#### To do
Repeat the listing word for word. No pictures belong in the copy.

#### Dataset extract
———

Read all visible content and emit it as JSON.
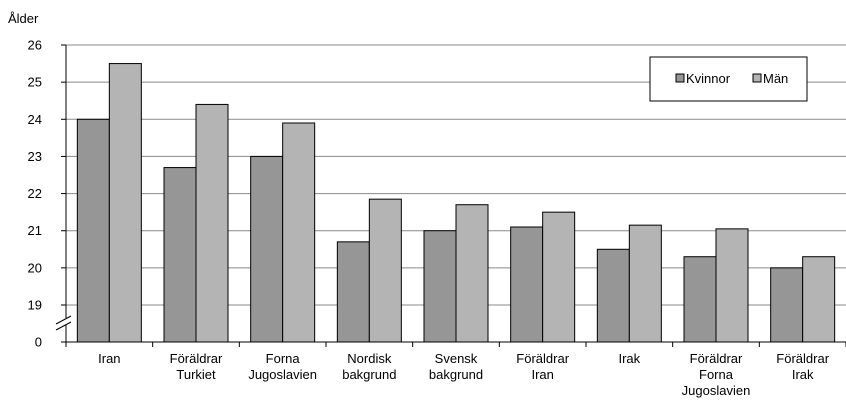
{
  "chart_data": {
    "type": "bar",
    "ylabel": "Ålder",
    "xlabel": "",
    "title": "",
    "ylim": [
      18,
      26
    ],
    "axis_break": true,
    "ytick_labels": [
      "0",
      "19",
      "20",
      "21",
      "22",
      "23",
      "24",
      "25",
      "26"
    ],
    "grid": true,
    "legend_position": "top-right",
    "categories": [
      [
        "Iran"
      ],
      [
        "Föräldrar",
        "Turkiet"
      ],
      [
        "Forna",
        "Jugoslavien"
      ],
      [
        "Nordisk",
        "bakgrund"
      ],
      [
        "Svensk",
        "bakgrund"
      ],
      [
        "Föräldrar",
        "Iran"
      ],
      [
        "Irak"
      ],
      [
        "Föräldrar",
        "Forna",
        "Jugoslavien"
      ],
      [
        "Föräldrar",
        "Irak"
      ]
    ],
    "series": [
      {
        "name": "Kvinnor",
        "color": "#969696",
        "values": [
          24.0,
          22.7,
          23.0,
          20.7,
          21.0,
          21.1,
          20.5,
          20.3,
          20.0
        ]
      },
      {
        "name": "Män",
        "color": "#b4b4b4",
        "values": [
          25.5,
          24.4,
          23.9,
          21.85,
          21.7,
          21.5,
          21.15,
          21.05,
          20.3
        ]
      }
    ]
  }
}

———

#### Exercise result
Read all visible content and emit it as JSON.
{
  "chart_data": {
    "type": "bar",
    "ylabel": "Ålder",
    "xlabel": "",
    "title": "",
    "ylim": [
      18,
      26
    ],
    "axis_break": true,
    "ytick_labels": [
      "0",
      "19",
      "20",
      "21",
      "22",
      "23",
      "24",
      "25",
      "26"
    ],
    "grid": true,
    "legend_position": "top-right",
    "categories": [
      [
        "Iran"
      ],
      [
        "Föräldrar",
        "Turkiet"
      ],
      [
        "Forna",
        "Jugoslavien"
      ],
      [
        "Nordisk",
        "bakgrund"
      ],
      [
        "Svensk",
        "bakgrund"
      ],
      [
        "Föräldrar",
        "Iran"
      ],
      [
        "Irak"
      ],
      [
        "Föräldrar",
        "Forna",
        "Jugoslavien"
      ],
      [
        "Föräldrar",
        "Irak"
      ]
    ],
    "series": [
      {
        "name": "Kvinnor",
        "color": "#969696",
        "values": [
          24.0,
          22.7,
          23.0,
          20.7,
          21.0,
          21.1,
          20.5,
          20.3,
          20.0
        ]
      },
      {
        "name": "Män",
        "color": "#b4b4b4",
        "values": [
          25.5,
          24.4,
          23.9,
          21.85,
          21.7,
          21.5,
          21.15,
          21.05,
          20.3
        ]
      }
    ]
  }
}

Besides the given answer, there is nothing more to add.